Records from a collection of figures
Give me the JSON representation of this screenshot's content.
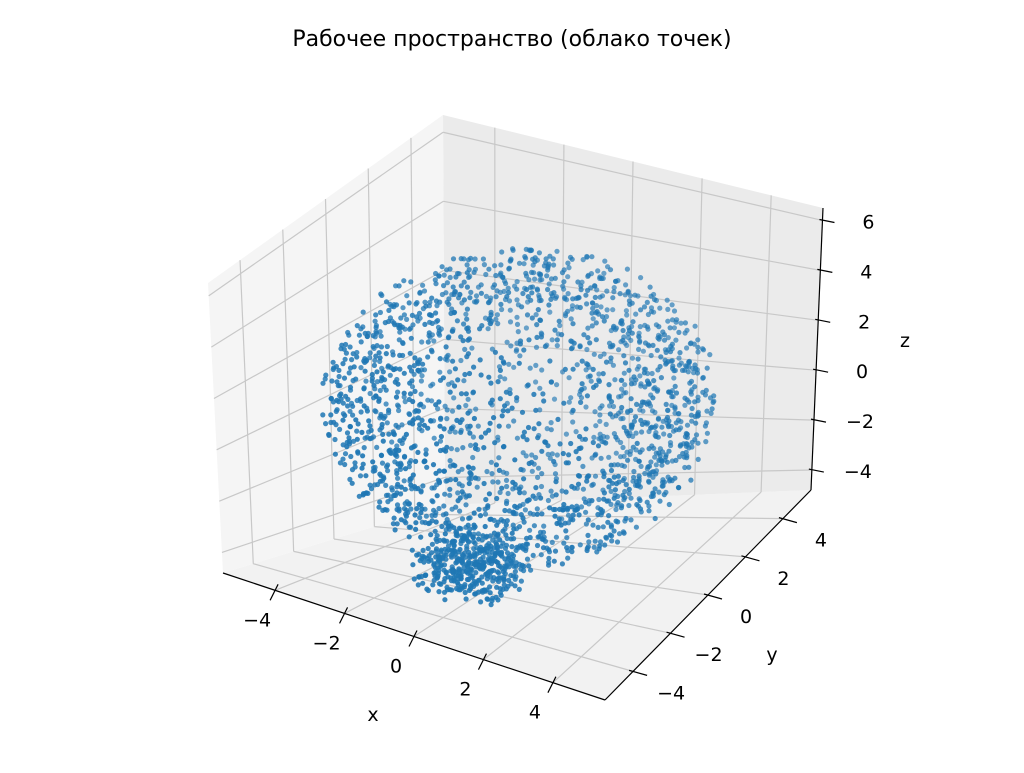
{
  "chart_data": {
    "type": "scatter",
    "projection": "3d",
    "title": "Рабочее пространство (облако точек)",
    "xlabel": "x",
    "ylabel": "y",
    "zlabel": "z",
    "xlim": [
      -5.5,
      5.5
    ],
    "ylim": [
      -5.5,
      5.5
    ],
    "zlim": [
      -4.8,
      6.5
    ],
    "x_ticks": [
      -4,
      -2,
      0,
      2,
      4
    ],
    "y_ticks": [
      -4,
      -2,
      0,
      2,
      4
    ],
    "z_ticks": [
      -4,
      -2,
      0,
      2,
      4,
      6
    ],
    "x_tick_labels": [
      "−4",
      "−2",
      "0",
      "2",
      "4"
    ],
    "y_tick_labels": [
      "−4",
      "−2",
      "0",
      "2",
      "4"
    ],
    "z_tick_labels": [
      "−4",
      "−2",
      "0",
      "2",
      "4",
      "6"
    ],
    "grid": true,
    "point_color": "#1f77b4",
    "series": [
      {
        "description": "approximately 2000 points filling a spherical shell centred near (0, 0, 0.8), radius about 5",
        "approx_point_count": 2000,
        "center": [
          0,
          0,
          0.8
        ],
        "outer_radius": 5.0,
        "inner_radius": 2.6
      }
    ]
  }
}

--- Given request ---
Skip the pictures and print each record exactly as it stands.

--- Task response ---
Give me the JSON representation of this screenshot's content.
{
  "chart_data": {
    "type": "scatter",
    "projection": "3d",
    "title": "Рабочее пространство (облако точек)",
    "xlabel": "x",
    "ylabel": "y",
    "zlabel": "z",
    "xlim": [
      -5.5,
      5.5
    ],
    "ylim": [
      -5.5,
      5.5
    ],
    "zlim": [
      -4.8,
      6.5
    ],
    "x_ticks": [
      -4,
      -2,
      0,
      2,
      4
    ],
    "y_ticks": [
      -4,
      -2,
      0,
      2,
      4
    ],
    "z_ticks": [
      -4,
      -2,
      0,
      2,
      4,
      6
    ],
    "x_tick_labels": [
      "−4",
      "−2",
      "0",
      "2",
      "4"
    ],
    "y_tick_labels": [
      "−4",
      "−2",
      "0",
      "2",
      "4"
    ],
    "z_tick_labels": [
      "−4",
      "−2",
      "0",
      "2",
      "4",
      "6"
    ],
    "grid": true,
    "point_color": "#1f77b4",
    "series": [
      {
        "description": "approximately 2000 points filling a spherical shell centred near (0, 0, 0.8), radius about 5",
        "approx_point_count": 2000,
        "center": [
          0,
          0,
          0.8
        ],
        "outer_radius": 5.0,
        "inner_radius": 2.6
      }
    ]
  }
}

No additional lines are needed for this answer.